## Exercise requirements:
Find the lines of data that contain the string "Difference", then list them.

## Extracted data:
>>>

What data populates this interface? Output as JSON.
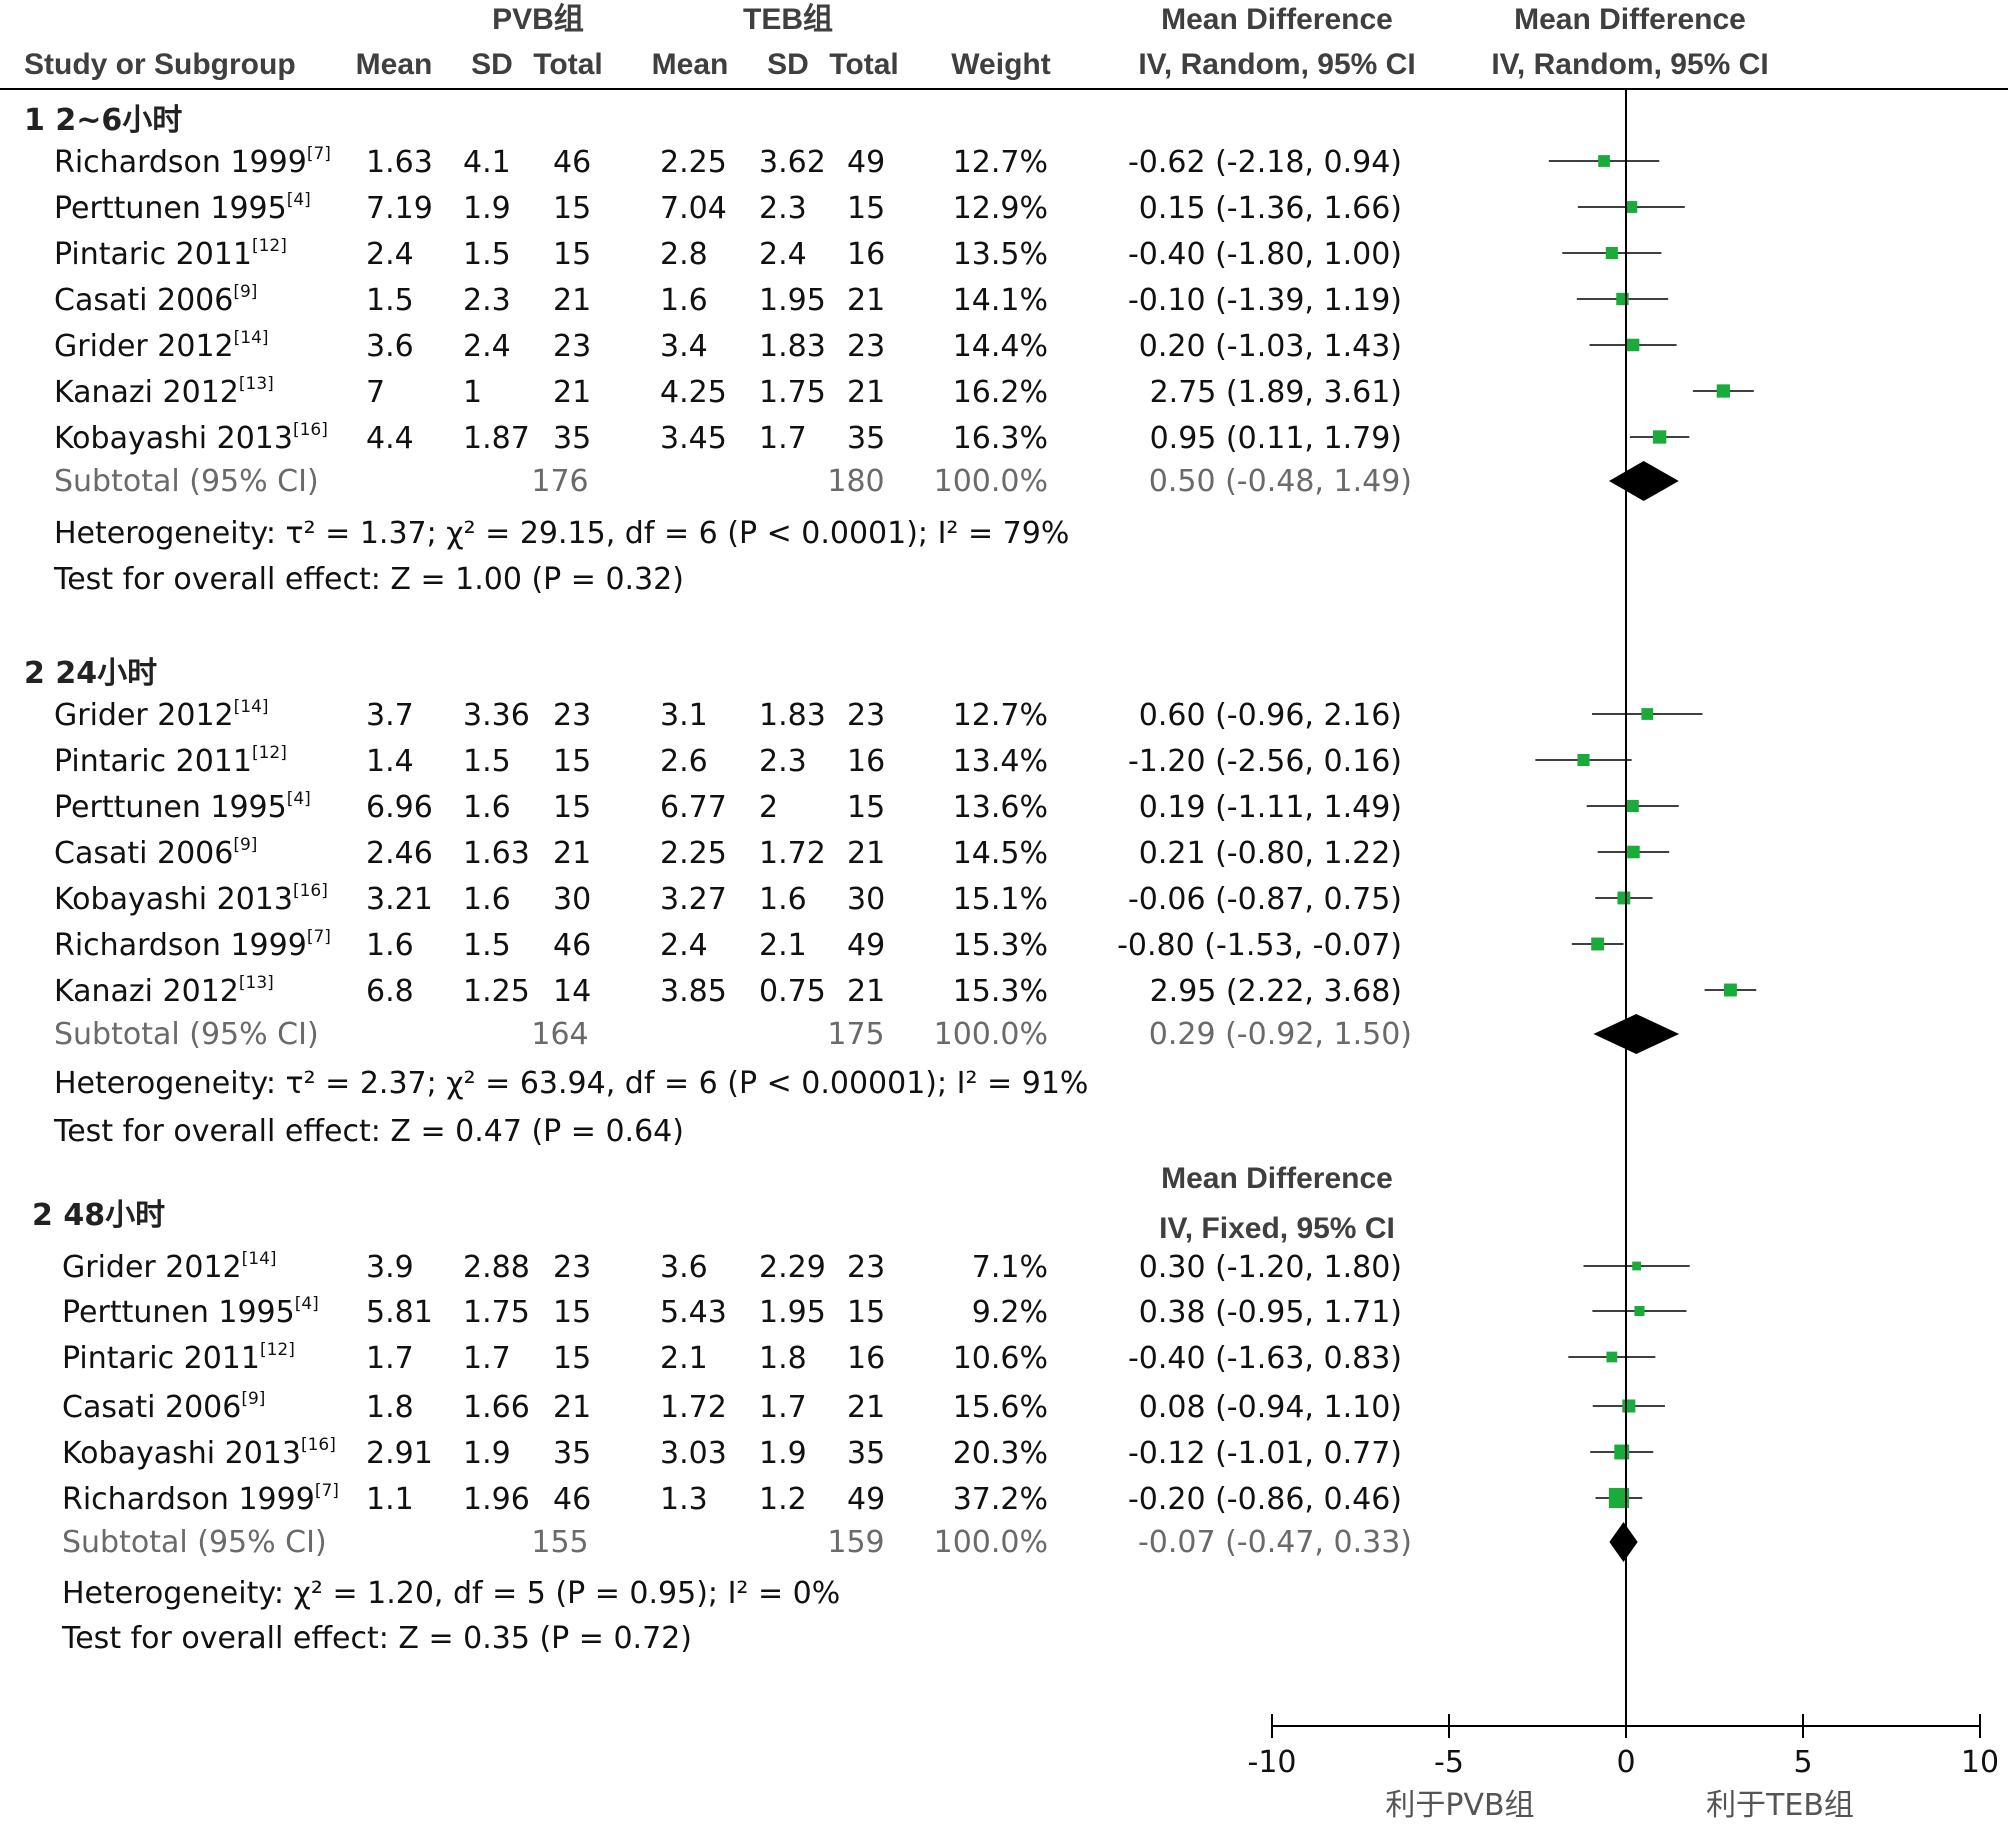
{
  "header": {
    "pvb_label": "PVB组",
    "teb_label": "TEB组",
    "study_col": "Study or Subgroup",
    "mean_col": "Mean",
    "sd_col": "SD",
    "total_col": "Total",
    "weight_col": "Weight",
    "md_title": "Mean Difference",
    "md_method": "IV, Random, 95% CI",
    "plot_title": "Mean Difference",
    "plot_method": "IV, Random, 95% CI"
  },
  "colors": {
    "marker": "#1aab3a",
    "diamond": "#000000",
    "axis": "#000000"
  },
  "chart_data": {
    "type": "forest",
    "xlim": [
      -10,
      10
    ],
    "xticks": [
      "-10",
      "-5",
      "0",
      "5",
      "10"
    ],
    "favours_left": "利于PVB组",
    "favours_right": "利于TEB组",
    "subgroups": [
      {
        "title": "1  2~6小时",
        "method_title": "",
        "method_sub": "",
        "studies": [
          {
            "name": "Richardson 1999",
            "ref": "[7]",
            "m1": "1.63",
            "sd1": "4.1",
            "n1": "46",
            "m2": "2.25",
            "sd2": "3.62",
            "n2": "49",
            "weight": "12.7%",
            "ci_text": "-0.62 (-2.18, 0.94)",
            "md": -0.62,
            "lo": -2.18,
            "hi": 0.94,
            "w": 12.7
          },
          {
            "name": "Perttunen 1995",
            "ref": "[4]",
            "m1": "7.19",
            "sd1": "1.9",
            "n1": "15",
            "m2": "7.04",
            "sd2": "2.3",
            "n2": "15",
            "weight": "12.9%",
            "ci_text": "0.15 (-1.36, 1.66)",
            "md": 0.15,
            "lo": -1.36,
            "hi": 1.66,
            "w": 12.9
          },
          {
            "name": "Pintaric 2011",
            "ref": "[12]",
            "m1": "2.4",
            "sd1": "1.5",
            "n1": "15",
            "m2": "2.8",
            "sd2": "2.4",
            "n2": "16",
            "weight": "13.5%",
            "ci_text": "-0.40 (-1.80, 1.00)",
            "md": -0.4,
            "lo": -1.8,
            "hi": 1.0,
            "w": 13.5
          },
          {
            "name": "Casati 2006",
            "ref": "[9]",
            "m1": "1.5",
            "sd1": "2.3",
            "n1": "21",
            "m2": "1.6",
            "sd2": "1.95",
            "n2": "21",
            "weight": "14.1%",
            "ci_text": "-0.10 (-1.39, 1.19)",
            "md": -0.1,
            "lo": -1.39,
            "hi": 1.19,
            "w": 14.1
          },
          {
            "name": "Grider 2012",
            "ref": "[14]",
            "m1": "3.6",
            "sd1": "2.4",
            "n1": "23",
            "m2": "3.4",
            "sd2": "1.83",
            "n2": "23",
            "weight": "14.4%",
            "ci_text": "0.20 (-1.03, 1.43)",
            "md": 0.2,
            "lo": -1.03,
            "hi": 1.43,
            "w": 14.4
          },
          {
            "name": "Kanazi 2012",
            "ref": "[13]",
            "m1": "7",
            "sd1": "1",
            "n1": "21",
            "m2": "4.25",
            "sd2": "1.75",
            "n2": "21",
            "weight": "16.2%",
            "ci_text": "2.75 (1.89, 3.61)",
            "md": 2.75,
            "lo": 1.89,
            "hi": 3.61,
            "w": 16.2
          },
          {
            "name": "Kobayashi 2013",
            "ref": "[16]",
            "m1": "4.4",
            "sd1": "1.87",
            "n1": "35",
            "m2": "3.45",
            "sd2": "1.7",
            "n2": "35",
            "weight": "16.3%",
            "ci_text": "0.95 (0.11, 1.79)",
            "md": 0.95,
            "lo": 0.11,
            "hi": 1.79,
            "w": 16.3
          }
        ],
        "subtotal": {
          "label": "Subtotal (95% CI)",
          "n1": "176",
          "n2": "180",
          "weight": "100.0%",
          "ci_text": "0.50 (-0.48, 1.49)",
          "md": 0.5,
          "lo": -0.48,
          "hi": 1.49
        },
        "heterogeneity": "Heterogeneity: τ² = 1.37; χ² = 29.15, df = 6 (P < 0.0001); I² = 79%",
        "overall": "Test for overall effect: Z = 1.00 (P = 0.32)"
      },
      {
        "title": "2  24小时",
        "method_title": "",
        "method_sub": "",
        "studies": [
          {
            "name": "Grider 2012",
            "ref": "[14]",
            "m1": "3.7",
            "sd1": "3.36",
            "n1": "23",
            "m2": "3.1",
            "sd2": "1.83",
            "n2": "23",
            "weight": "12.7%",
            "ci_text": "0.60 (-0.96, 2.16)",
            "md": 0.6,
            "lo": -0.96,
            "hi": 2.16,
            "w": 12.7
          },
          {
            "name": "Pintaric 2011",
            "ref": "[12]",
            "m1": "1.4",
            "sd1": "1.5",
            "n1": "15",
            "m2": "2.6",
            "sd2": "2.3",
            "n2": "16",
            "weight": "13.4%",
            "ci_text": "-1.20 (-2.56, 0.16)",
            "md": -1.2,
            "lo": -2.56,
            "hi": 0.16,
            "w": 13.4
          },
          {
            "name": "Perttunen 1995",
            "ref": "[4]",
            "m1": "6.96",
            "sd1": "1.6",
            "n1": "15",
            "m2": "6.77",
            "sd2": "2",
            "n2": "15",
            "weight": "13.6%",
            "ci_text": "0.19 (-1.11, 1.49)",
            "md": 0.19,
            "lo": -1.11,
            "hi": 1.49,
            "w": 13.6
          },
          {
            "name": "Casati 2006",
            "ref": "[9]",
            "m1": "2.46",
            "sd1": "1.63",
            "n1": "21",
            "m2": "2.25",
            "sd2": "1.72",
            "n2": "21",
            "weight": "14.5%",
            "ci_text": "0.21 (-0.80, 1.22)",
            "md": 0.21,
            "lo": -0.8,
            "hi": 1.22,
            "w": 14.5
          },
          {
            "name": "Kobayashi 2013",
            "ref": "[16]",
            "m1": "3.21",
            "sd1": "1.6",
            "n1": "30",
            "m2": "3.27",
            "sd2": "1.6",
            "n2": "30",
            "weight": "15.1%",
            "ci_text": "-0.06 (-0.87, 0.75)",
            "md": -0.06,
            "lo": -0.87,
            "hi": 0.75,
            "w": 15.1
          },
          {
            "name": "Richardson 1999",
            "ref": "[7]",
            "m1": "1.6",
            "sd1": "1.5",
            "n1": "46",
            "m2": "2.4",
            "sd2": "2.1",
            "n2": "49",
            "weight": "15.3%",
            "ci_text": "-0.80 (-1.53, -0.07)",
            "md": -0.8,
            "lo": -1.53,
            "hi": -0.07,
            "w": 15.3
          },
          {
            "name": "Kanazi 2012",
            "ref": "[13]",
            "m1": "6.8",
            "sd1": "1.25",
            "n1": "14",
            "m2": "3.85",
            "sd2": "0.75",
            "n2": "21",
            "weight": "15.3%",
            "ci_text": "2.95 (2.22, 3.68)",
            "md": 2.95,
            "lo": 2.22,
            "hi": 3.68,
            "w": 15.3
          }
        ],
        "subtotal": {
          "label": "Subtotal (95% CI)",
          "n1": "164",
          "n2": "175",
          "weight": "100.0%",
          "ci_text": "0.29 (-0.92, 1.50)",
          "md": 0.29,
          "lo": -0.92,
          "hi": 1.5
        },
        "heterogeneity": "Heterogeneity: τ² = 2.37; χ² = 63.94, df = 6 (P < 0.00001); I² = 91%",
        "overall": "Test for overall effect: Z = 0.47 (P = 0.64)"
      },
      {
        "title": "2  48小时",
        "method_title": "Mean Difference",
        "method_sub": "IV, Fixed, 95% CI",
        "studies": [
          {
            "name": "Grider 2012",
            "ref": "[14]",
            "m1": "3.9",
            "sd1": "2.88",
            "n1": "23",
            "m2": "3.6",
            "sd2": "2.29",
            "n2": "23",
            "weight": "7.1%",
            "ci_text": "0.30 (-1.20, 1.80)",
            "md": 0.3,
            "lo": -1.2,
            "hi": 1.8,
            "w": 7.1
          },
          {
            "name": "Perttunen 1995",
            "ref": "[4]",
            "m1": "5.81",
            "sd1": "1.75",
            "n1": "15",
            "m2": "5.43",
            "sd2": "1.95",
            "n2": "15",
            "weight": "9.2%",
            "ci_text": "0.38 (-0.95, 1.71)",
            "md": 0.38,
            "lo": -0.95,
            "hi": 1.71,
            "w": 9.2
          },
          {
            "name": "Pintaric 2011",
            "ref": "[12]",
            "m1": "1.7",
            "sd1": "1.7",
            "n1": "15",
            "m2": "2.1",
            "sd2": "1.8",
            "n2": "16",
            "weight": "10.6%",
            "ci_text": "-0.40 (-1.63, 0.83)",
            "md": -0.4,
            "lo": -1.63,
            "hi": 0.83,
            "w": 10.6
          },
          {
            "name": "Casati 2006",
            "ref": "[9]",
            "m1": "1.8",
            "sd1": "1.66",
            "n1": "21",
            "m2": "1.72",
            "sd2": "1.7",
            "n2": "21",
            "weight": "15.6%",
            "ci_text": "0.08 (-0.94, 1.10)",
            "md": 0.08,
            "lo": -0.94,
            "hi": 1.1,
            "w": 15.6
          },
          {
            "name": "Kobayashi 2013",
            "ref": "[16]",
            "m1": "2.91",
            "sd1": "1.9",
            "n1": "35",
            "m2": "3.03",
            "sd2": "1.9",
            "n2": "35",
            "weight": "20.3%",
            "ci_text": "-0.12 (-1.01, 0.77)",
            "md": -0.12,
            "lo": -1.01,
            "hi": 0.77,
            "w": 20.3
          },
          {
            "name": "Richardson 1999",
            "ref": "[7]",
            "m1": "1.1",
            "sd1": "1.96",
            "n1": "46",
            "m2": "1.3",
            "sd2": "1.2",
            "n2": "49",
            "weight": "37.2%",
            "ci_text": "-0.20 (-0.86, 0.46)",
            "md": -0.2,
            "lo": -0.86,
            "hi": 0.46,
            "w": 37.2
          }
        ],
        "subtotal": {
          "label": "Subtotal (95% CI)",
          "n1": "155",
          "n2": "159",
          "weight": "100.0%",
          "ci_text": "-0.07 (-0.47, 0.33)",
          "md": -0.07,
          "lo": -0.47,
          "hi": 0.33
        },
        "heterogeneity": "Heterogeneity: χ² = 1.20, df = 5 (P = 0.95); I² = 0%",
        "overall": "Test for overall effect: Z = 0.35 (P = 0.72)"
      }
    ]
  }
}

<<<

## Finished answer:
    "md_title": "Mean Difference",
    "plot_title": "Mean Difference",
        "method_title": "Mean Difference",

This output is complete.